───── Records for the exercise ─────

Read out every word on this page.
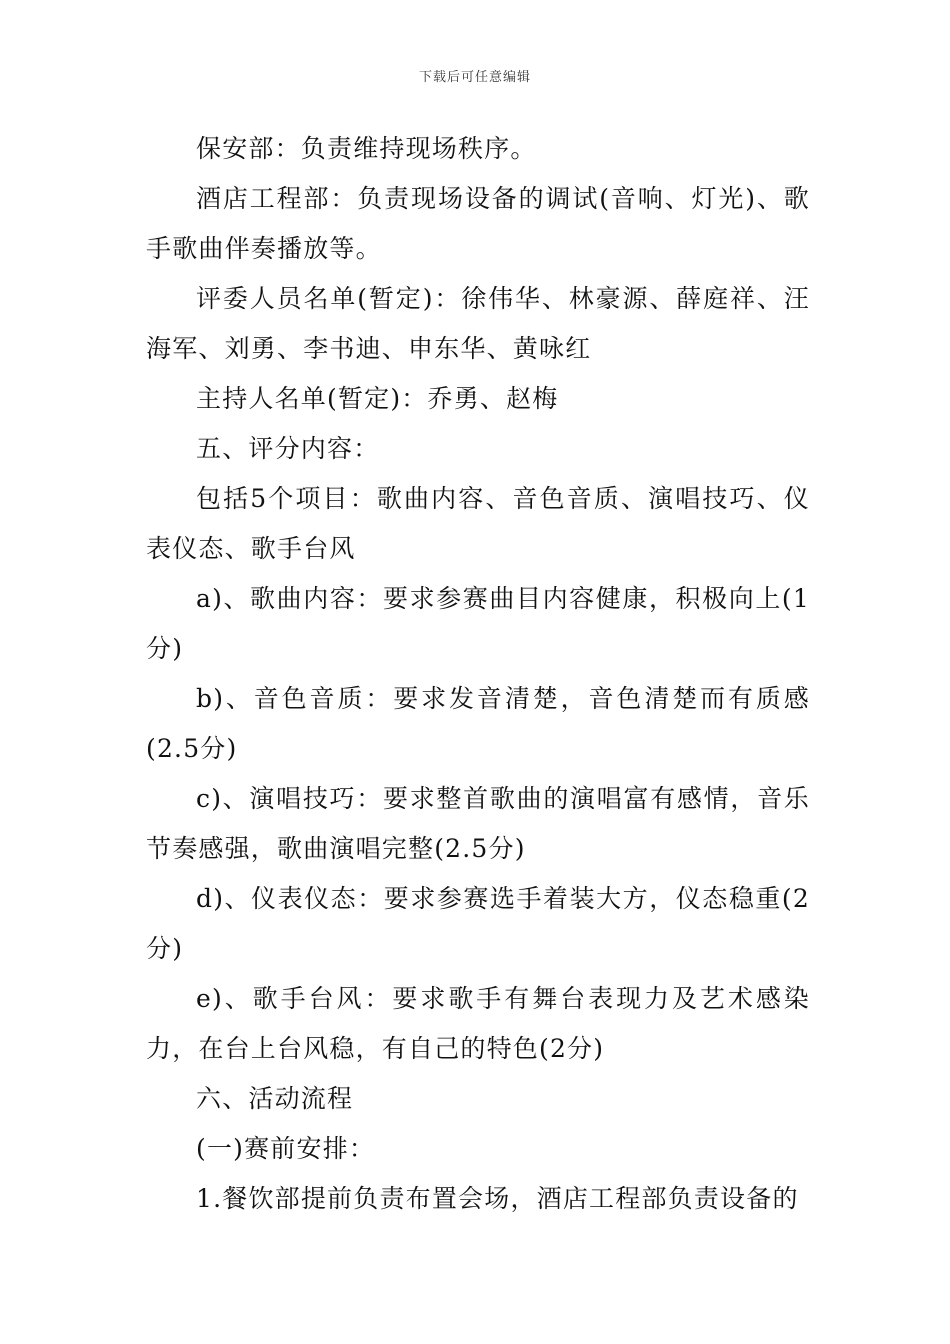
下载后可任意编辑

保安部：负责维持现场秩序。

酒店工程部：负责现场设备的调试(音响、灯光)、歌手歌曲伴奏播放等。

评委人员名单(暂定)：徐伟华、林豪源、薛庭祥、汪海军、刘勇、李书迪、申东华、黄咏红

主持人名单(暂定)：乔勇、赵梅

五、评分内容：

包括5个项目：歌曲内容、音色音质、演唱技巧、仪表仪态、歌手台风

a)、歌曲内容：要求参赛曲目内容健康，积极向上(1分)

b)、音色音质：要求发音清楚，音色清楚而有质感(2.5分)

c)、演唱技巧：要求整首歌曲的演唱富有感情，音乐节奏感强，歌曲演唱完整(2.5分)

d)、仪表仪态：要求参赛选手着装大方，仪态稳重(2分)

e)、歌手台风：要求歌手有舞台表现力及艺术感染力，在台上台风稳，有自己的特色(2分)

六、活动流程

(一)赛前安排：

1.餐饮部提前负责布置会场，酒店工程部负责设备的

─────
───── Records for the exercise ─────

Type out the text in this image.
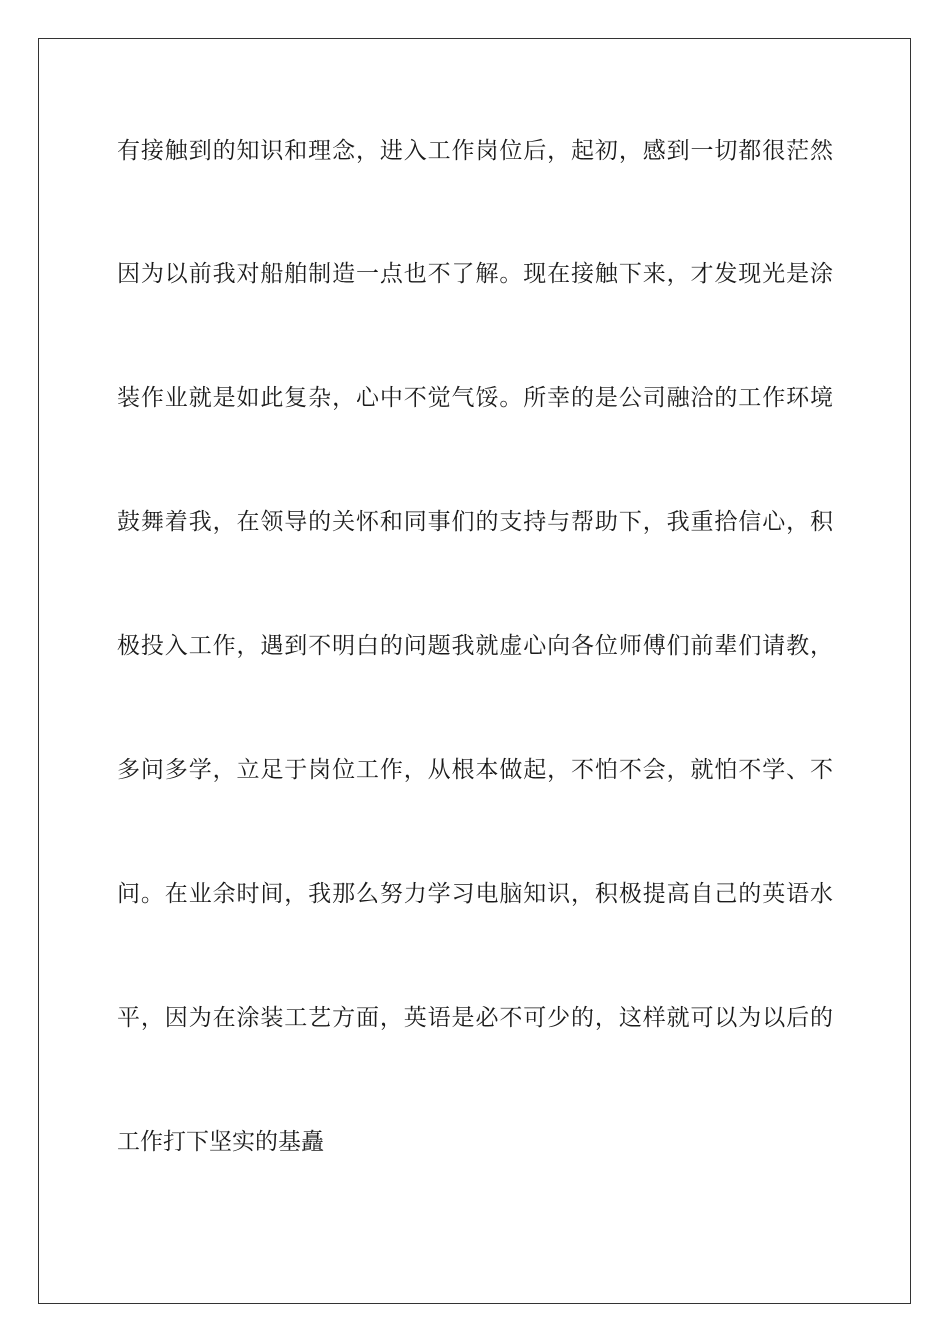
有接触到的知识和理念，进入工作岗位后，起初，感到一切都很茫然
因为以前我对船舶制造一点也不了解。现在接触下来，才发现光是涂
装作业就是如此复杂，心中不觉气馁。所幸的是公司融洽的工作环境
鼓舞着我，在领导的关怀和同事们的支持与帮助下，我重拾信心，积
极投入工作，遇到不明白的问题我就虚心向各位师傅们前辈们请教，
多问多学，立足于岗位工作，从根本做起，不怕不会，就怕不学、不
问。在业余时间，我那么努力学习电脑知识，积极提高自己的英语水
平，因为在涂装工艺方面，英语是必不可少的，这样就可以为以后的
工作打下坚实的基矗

─────
───── Records for the exercise ─────

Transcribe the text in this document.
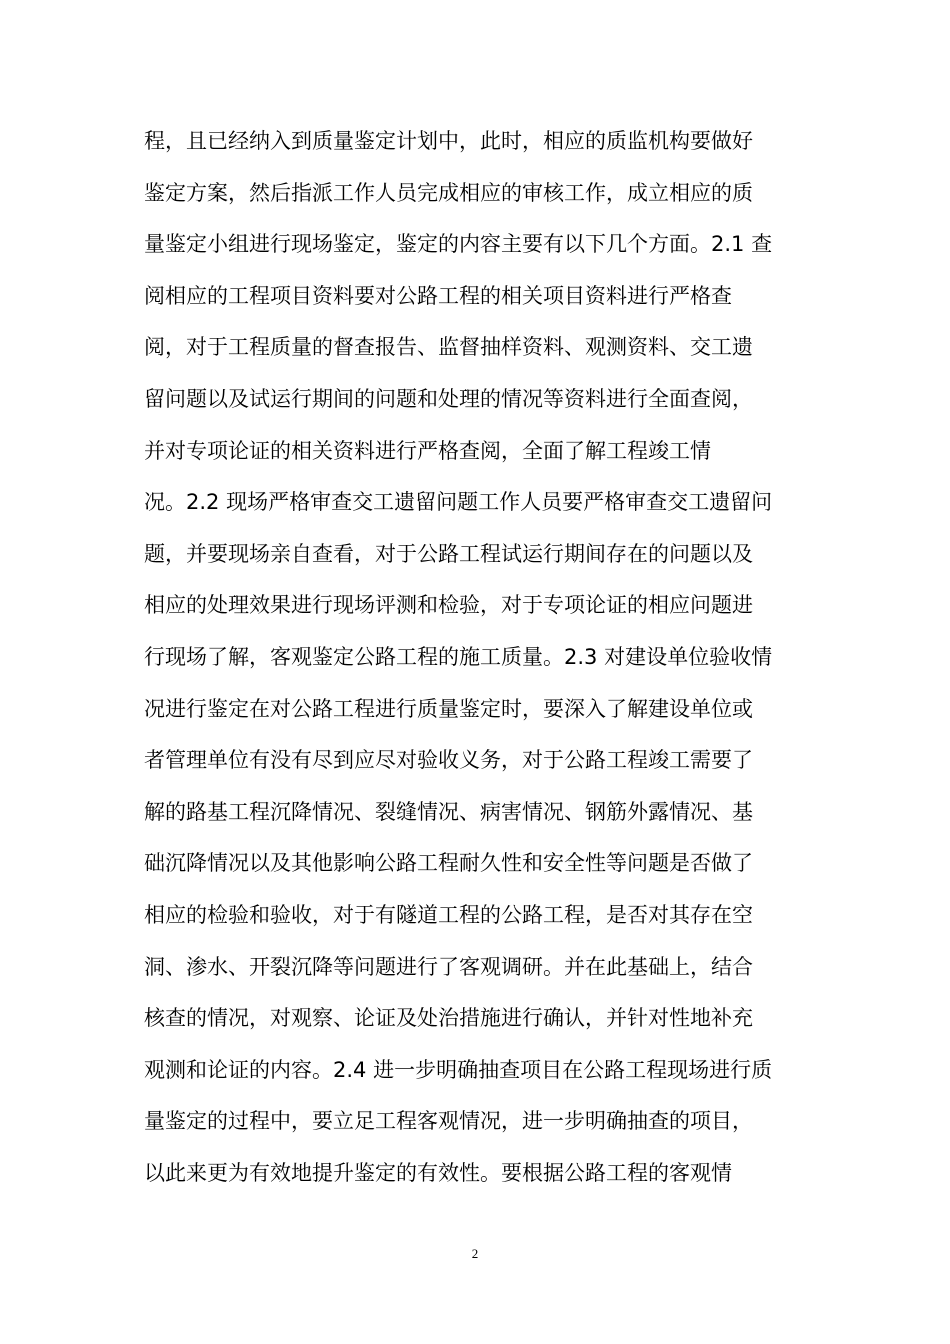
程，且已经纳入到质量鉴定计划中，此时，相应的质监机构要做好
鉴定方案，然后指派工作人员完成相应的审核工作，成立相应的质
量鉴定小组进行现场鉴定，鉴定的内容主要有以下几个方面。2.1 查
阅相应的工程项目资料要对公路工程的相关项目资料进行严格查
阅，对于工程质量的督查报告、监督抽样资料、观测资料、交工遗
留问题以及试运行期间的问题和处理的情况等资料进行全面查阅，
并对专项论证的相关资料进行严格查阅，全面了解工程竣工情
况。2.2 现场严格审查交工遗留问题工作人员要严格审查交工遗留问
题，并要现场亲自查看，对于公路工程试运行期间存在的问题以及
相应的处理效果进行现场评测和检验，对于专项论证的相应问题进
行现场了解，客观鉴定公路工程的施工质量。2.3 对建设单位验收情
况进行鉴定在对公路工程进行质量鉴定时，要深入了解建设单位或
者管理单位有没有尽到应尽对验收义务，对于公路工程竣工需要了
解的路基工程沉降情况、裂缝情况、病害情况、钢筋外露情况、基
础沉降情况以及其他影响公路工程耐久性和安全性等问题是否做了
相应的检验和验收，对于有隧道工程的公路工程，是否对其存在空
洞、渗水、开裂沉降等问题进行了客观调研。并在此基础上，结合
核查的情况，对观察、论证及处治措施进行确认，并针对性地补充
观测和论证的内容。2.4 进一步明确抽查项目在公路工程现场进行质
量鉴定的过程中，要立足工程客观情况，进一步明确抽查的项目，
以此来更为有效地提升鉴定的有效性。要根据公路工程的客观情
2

─────

Exercise objective: List all lines holding the string "this".

The completed task:
Read out every word on this page.
Type out the text in this image.
Transcribe the text in this document.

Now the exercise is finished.